(Stored data)
***

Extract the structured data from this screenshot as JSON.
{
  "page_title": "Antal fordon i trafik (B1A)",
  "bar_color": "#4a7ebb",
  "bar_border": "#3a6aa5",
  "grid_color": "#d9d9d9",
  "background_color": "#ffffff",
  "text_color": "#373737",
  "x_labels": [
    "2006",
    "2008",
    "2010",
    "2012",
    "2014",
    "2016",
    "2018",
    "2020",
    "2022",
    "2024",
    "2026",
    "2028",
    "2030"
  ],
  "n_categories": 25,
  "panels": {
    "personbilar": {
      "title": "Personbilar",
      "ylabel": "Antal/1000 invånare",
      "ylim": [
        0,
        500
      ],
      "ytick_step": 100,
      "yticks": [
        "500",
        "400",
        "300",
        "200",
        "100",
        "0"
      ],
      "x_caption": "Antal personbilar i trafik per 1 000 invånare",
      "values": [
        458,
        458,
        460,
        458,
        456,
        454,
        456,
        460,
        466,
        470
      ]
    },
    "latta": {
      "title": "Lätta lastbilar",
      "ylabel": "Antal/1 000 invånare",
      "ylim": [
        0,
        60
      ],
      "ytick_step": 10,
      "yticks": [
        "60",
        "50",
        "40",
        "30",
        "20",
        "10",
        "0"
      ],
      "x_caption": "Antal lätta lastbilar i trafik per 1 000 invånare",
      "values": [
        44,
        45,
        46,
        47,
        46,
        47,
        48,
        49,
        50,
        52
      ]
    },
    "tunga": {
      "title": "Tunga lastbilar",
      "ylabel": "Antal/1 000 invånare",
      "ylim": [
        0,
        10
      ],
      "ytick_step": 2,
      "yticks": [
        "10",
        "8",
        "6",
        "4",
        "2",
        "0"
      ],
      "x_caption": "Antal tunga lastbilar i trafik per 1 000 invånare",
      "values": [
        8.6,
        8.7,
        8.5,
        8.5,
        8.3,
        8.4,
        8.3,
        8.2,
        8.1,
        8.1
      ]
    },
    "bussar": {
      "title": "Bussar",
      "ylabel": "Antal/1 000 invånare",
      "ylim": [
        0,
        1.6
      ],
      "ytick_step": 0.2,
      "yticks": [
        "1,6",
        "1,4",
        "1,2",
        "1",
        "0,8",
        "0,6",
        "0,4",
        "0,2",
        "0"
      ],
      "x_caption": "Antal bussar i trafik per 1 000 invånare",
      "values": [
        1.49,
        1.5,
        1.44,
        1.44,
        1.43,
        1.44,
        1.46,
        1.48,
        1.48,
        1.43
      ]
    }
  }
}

***

Written request -
Count every line in the preceding entries where the string "lastbilar" appears, then state only the total.

Complete output -
4